• TASK TO COMPLETE
Set down the full listing exactly as given. Any pictures are to be left out.

• INFORMATION PROVIDED
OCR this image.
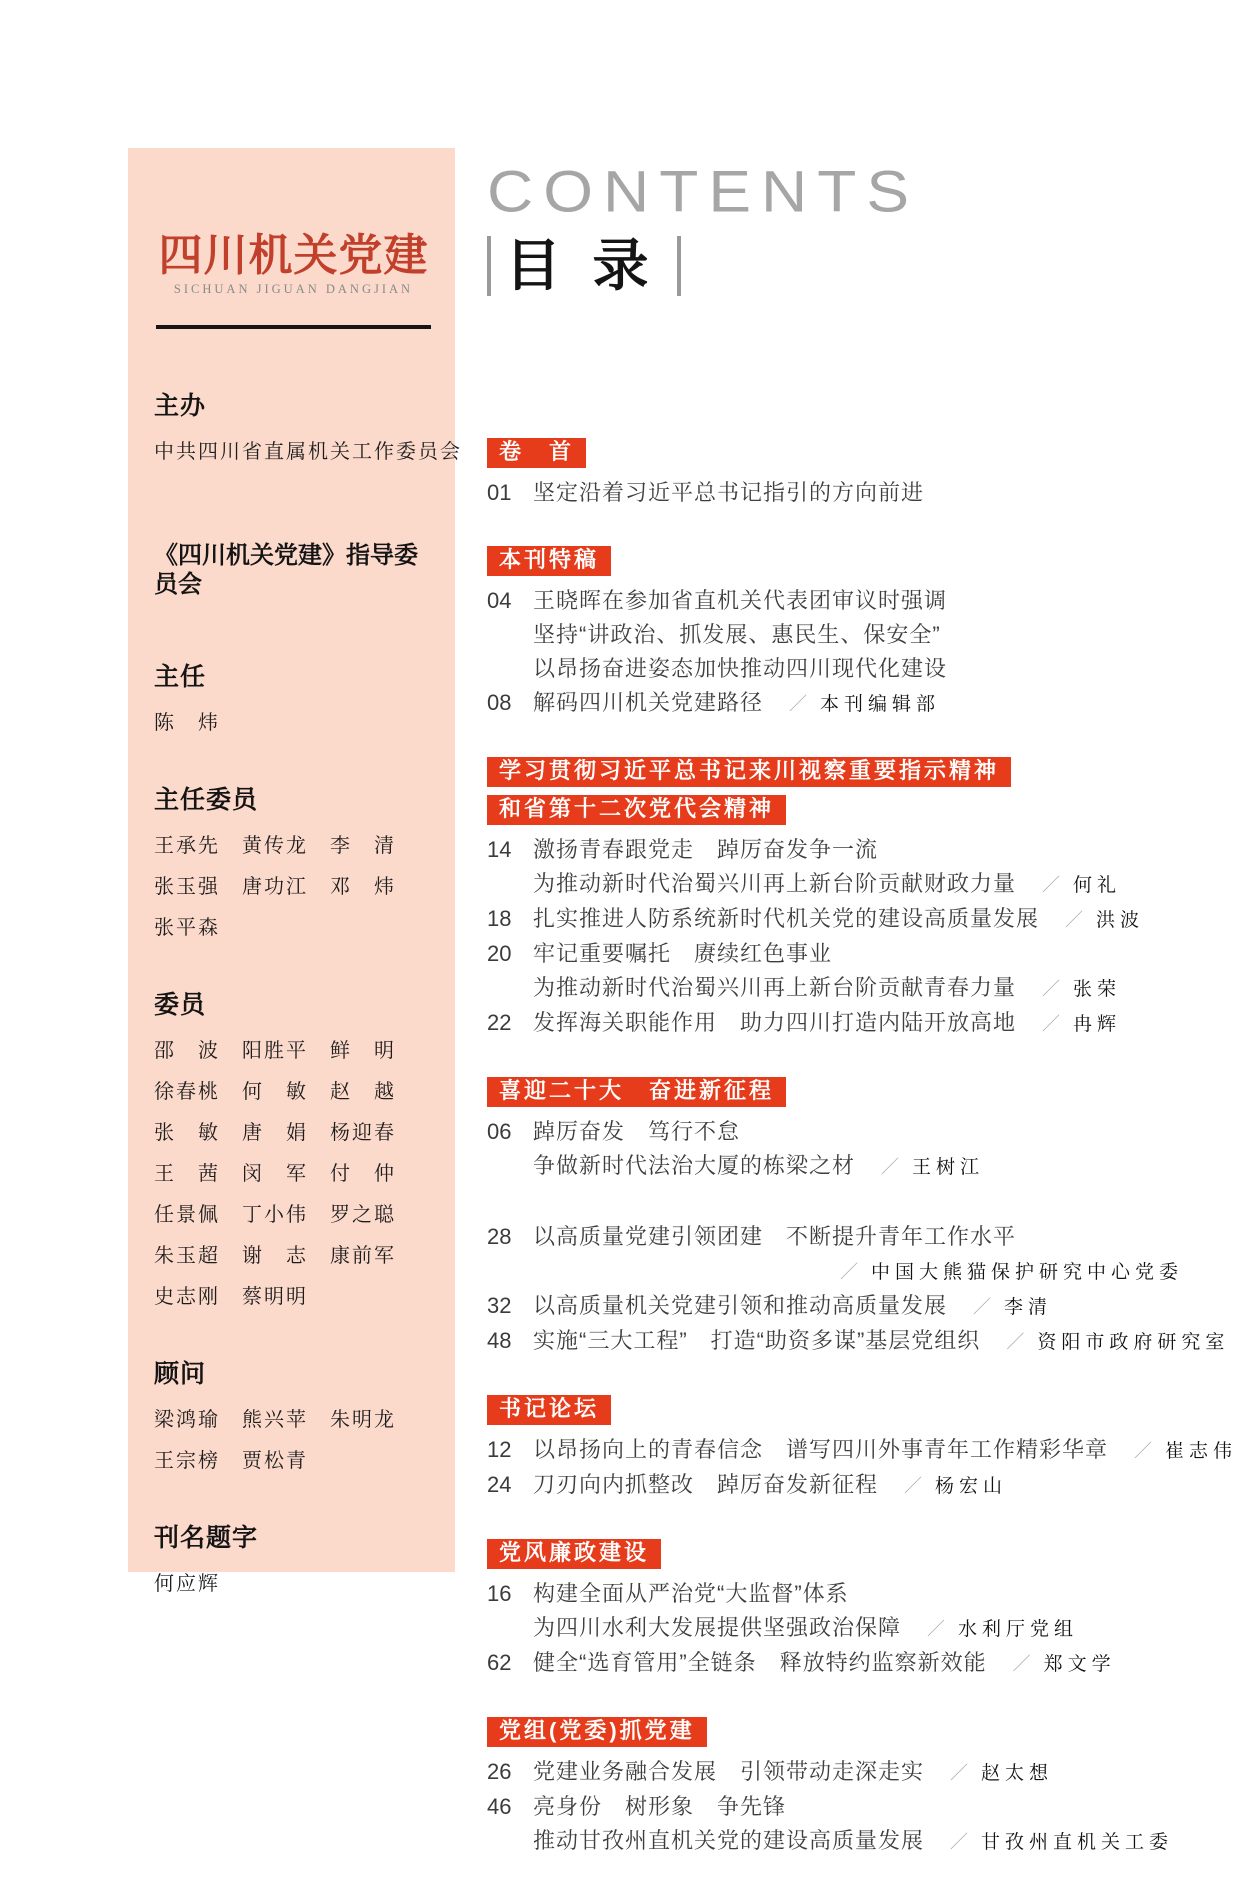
四川机关党建
SICHUAN JIGUAN DANGJIAN
主办
中共四川省直属机关工作委员会
《四川机关党建》指导委员会
主任
陈　炜
主任委员
王承先　黄传龙　李　清
张玉强　唐功江　邓　炜
张平森
委员
邵　波　阳胜平　鲜　明
徐春桃　何　敏　赵　越
张　敏　唐　娟　杨迎春
王　茜　闵　军　付　仲
任景佩　丁小伟　罗之聪
朱玉超　谢　志　康前军
史志刚　蔡明明
顾问
梁鸿瑜　熊兴苹　朱明龙
王宗榜　贾松青
刊名题字
何应辉
CONTENTS
目 录
卷　首
01 坚定沿着习近平总书记指引的方向前进
本刊特稿
04 王晓晖在参加省直机关代表团审议时强调
坚持“讲政治、抓发展、惠民生、保安全”
以昂扬奋进姿态加快推动四川现代化建设
08 解码四川机关党建路径 ／ 本刊编辑部
学习贯彻习近平总书记来川视察重要指示精神
和省第十二次党代会精神
14 激扬青春跟党走　踔厉奋发争一流
为推动新时代治蜀兴川再上新台阶贡献财政力量 ／ 何礼
18 扎实推进人防系统新时代机关党的建设高质量发展 ／ 洪波
20 牢记重要嘱托　赓续红色事业
为推动新时代治蜀兴川再上新台阶贡献青春力量 ／ 张荣
22 发挥海关职能作用　助力四川打造内陆开放高地 ／ 冉辉
喜迎二十大　奋进新征程
06 踔厉奋发　笃行不怠
争做新时代法治大厦的栋梁之材 ／ 王树江
28 以高质量党建引领团建　不断提升青年工作水平
／ 中国大熊猫保护研究中心党委
32 以高质量机关党建引领和推动高质量发展 ／ 李清
48 实施“三大工程”　打造“助资多谋”基层党组织 ／ 资阳市政府研究室
书记论坛
12 以昂扬向上的青春信念　谱写四川外事青年工作精彩华章 ／ 崔志伟
24 刀刃向内抓整改　踔厉奋发新征程 ／ 杨宏山
党风廉政建设
16 构建全面从严治党“大监督”体系
为四川水利大发展提供坚强政治保障 ／ 水利厅党组
62 健全“选育管用”全链条　释放特约监察新效能 ／ 郑文学
党组(党委)抓党建
26 党建业务融合发展　引领带动走深走实 ／ 赵太想
46 亮身份　树形象　争先锋
推动甘孜州直机关党的建设高质量发展 ／ 甘孜州直机关工委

• ANSWER TO THIS PROBLEM
OCR this image.
四川机关党建
SICHUAN JIGUAN DANGJIAN
主办
中共四川省直属机关工作委员会
《四川机关党建》指导委员会
主任
陈　炜
主任委员
王承先　黄传龙　李　清
张玉强　唐功江　邓　炜
张平森
委员
邵　波　阳胜平　鲜　明
徐春桃　何　敏　赵　越
张　敏　唐　娟　杨迎春
王　茜　闵　军　付　仲
任景佩　丁小伟　罗之聪
朱玉超　谢　志　康前军
史志刚　蔡明明
顾问
梁鸿瑜　熊兴苹　朱明龙
王宗榜　贾松青
刊名题字
何应辉
CONTENTS
目 录
卷　首
01 坚定沿着习近平总书记指引的方向前进
本刊特稿
04 王晓晖在参加省直机关代表团审议时强调
坚持“讲政治、抓发展、惠民生、保安全”
以昂扬奋进姿态加快推动四川现代化建设
08 解码四川机关党建路径 ／ 本刊编辑部
学习贯彻习近平总书记来川视察重要指示精神
和省第十二次党代会精神
14 激扬青春跟党走　踔厉奋发争一流
为推动新时代治蜀兴川再上新台阶贡献财政力量 ／ 何礼
18 扎实推进人防系统新时代机关党的建设高质量发展 ／ 洪波
20 牢记重要嘱托　赓续红色事业
为推动新时代治蜀兴川再上新台阶贡献青春力量 ／ 张荣
22 发挥海关职能作用　助力四川打造内陆开放高地 ／ 冉辉
喜迎二十大　奋进新征程
06 踔厉奋发　笃行不怠
争做新时代法治大厦的栋梁之材 ／ 王树江
28 以高质量党建引领团建　不断提升青年工作水平
／ 中国大熊猫保护研究中心党委
32 以高质量机关党建引领和推动高质量发展 ／ 李清
48 实施“三大工程”　打造“助资多谋”基层党组织 ／ 资阳市政府研究室
书记论坛
12 以昂扬向上的青春信念　谱写四川外事青年工作精彩华章 ／ 崔志伟
24 刀刃向内抓整改　踔厉奋发新征程 ／ 杨宏山
党风廉政建设
16 构建全面从严治党“大监督”体系
为四川水利大发展提供坚强政治保障 ／ 水利厅党组
62 健全“选育管用”全链条　释放特约监察新效能 ／ 郑文学
党组(党委)抓党建
26 党建业务融合发展　引领带动走深走实 ／ 赵太想
46 亮身份　树形象　争先锋
推动甘孜州直机关党的建设高质量发展 ／ 甘孜州直机关工委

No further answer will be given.